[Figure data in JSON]
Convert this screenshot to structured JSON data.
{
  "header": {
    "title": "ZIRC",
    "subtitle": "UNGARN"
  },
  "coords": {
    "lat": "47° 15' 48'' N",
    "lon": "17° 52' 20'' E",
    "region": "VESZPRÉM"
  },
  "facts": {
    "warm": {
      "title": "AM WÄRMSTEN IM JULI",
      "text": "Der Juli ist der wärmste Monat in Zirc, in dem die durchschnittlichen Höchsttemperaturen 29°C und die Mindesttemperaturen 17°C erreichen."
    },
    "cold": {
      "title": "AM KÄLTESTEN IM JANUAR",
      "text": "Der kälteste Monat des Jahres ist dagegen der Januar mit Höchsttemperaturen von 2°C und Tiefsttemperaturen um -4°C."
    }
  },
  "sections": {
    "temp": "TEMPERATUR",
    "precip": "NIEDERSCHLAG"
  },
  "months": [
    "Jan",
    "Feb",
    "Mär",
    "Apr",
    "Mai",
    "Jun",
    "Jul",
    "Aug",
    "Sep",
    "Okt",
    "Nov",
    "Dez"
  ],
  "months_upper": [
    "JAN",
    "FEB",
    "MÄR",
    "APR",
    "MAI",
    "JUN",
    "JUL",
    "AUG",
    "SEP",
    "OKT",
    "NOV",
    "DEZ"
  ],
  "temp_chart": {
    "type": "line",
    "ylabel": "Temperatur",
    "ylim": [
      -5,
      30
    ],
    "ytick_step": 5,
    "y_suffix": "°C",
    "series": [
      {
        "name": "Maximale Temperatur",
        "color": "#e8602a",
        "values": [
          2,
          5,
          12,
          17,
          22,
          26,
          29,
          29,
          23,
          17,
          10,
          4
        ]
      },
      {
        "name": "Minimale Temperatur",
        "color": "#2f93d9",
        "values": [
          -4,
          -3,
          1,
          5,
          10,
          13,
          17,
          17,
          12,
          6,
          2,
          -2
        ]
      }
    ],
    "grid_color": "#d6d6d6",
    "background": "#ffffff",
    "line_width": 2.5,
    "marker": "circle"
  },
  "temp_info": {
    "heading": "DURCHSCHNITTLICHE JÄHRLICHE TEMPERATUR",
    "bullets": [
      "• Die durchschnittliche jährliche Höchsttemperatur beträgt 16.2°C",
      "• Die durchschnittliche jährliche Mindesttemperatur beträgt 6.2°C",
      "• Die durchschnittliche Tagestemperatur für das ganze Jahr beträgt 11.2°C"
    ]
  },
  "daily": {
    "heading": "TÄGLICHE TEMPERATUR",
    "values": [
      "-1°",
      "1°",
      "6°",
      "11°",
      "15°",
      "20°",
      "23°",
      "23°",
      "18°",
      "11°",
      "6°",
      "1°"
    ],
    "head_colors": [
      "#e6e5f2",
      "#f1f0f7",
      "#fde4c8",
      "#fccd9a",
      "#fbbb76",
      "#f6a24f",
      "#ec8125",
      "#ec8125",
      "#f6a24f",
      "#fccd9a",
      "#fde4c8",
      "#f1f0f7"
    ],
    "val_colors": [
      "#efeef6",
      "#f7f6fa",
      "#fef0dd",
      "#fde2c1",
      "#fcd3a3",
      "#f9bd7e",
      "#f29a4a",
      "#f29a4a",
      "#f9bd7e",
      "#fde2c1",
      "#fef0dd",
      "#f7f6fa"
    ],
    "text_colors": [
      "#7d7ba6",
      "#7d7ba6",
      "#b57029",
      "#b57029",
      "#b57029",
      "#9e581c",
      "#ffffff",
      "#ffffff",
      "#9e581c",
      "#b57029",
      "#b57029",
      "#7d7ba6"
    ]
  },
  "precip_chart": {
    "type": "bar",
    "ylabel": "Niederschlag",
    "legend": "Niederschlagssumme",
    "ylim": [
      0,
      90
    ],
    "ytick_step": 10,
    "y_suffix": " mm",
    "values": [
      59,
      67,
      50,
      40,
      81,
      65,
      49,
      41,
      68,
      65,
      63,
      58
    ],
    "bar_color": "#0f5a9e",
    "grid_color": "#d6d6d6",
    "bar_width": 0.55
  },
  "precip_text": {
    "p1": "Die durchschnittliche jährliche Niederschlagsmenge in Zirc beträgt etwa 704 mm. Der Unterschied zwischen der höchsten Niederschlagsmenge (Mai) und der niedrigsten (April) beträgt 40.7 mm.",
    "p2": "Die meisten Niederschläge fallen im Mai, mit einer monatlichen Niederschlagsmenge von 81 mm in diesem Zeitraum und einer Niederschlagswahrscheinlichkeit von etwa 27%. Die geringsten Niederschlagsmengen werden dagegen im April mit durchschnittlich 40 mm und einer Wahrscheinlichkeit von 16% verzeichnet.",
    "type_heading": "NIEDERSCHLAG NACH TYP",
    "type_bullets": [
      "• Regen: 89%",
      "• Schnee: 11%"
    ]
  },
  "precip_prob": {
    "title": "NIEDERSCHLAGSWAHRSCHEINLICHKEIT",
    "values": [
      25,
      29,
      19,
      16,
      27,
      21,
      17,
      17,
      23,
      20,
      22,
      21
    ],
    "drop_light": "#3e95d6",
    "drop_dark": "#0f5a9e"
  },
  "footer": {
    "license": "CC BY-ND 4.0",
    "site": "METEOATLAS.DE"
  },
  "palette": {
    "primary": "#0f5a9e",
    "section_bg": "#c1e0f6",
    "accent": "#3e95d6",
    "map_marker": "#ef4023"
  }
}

## [Exercise]
Using the data above, print every record exactly as shown.

## [Result of this task]
Convert this screenshot to structured JSON data.
{
  "header": {
    "title": "ZIRC",
    "subtitle": "UNGARN"
  },
  "coords": {
    "lat": "47° 15' 48'' N",
    "lon": "17° 52' 20'' E",
    "region": "VESZPRÉM"
  },
  "facts": {
    "warm": {
      "title": "AM WÄRMSTEN IM JULI",
      "text": "Der Juli ist der wärmste Monat in Zirc, in dem die durchschnittlichen Höchsttemperaturen 29°C und die Mindesttemperaturen 17°C erreichen."
    },
    "cold": {
      "title": "AM KÄLTESTEN IM JANUAR",
      "text": "Der kälteste Monat des Jahres ist dagegen der Januar mit Höchsttemperaturen von 2°C und Tiefsttemperaturen um -4°C."
    }
  },
  "sections": {
    "temp": "TEMPERATUR",
    "precip": "NIEDERSCHLAG"
  },
  "months": [
    "Jan",
    "Feb",
    "Mär",
    "Apr",
    "Mai",
    "Jun",
    "Jul",
    "Aug",
    "Sep",
    "Okt",
    "Nov",
    "Dez"
  ],
  "months_upper": [
    "JAN",
    "FEB",
    "MÄR",
    "APR",
    "MAI",
    "JUN",
    "JUL",
    "AUG",
    "SEP",
    "OKT",
    "NOV",
    "DEZ"
  ],
  "temp_chart": {
    "type": "line",
    "ylabel": "Temperatur",
    "ylim": [
      -5,
      30
    ],
    "ytick_step": 5,
    "y_suffix": "°C",
    "series": [
      {
        "name": "Maximale Temperatur",
        "color": "#e8602a",
        "values": [
          2,
          5,
          12,
          17,
          22,
          26,
          29,
          29,
          23,
          17,
          10,
          4
        ]
      },
      {
        "name": "Minimale Temperatur",
        "color": "#2f93d9",
        "values": [
          -4,
          -3,
          1,
          5,
          10,
          13,
          17,
          17,
          12,
          6,
          2,
          -2
        ]
      }
    ],
    "grid_color": "#d6d6d6",
    "background": "#ffffff",
    "line_width": 2.5,
    "marker": "circle"
  },
  "temp_info": {
    "heading": "DURCHSCHNITTLICHE JÄHRLICHE TEMPERATUR",
    "bullets": [
      "• Die durchschnittliche jährliche Höchsttemperatur beträgt 16.2°C",
      "• Die durchschnittliche jährliche Mindesttemperatur beträgt 6.2°C",
      "• Die durchschnittliche Tagestemperatur für das ganze Jahr beträgt 11.2°C"
    ]
  },
  "daily": {
    "heading": "TÄGLICHE TEMPERATUR",
    "values": [
      "-1°",
      "1°",
      "6°",
      "11°",
      "15°",
      "20°",
      "23°",
      "23°",
      "18°",
      "11°",
      "6°",
      "1°"
    ],
    "head_colors": [
      "#e6e5f2",
      "#f1f0f7",
      "#fde4c8",
      "#fccd9a",
      "#fbbb76",
      "#f6a24f",
      "#ec8125",
      "#ec8125",
      "#f6a24f",
      "#fccd9a",
      "#fde4c8",
      "#f1f0f7"
    ],
    "val_colors": [
      "#efeef6",
      "#f7f6fa",
      "#fef0dd",
      "#fde2c1",
      "#fcd3a3",
      "#f9bd7e",
      "#f29a4a",
      "#f29a4a",
      "#f9bd7e",
      "#fde2c1",
      "#fef0dd",
      "#f7f6fa"
    ],
    "text_colors": [
      "#7d7ba6",
      "#7d7ba6",
      "#b57029",
      "#b57029",
      "#b57029",
      "#9e581c",
      "#ffffff",
      "#ffffff",
      "#9e581c",
      "#b57029",
      "#b57029",
      "#7d7ba6"
    ]
  },
  "precip_chart": {
    "type": "bar",
    "ylabel": "Niederschlag",
    "legend": "Niederschlagssumme",
    "ylim": [
      0,
      90
    ],
    "ytick_step": 10,
    "y_suffix": " mm",
    "values": [
      59,
      67,
      50,
      40,
      81,
      65,
      49,
      41,
      68,
      65,
      63,
      58
    ],
    "bar_color": "#0f5a9e",
    "grid_color": "#d6d6d6",
    "bar_width": 0.55
  },
  "precip_text": {
    "p1": "Die durchschnittliche jährliche Niederschlagsmenge in Zirc beträgt etwa 704 mm. Der Unterschied zwischen der höchsten Niederschlagsmenge (Mai) und der niedrigsten (April) beträgt 40.7 mm.",
    "p2": "Die meisten Niederschläge fallen im Mai, mit einer monatlichen Niederschlagsmenge von 81 mm in diesem Zeitraum und einer Niederschlagswahrscheinlichkeit von etwa 27%. Die geringsten Niederschlagsmengen werden dagegen im April mit durchschnittlich 40 mm und einer Wahrscheinlichkeit von 16% verzeichnet.",
    "type_heading": "NIEDERSCHLAG NACH TYP",
    "type_bullets": [
      "• Regen: 89%",
      "• Schnee: 11%"
    ]
  },
  "precip_prob": {
    "title": "NIEDERSCHLAGSWAHRSCHEINLICHKEIT",
    "values": [
      25,
      29,
      19,
      16,
      27,
      21,
      17,
      17,
      23,
      20,
      22,
      21
    ],
    "drop_light": "#3e95d6",
    "drop_dark": "#0f5a9e"
  },
  "footer": {
    "license": "CC BY-ND 4.0",
    "site": "METEOATLAS.DE"
  },
  "palette": {
    "primary": "#0f5a9e",
    "section_bg": "#c1e0f6",
    "accent": "#3e95d6",
    "map_marker": "#ef4023"
  }
}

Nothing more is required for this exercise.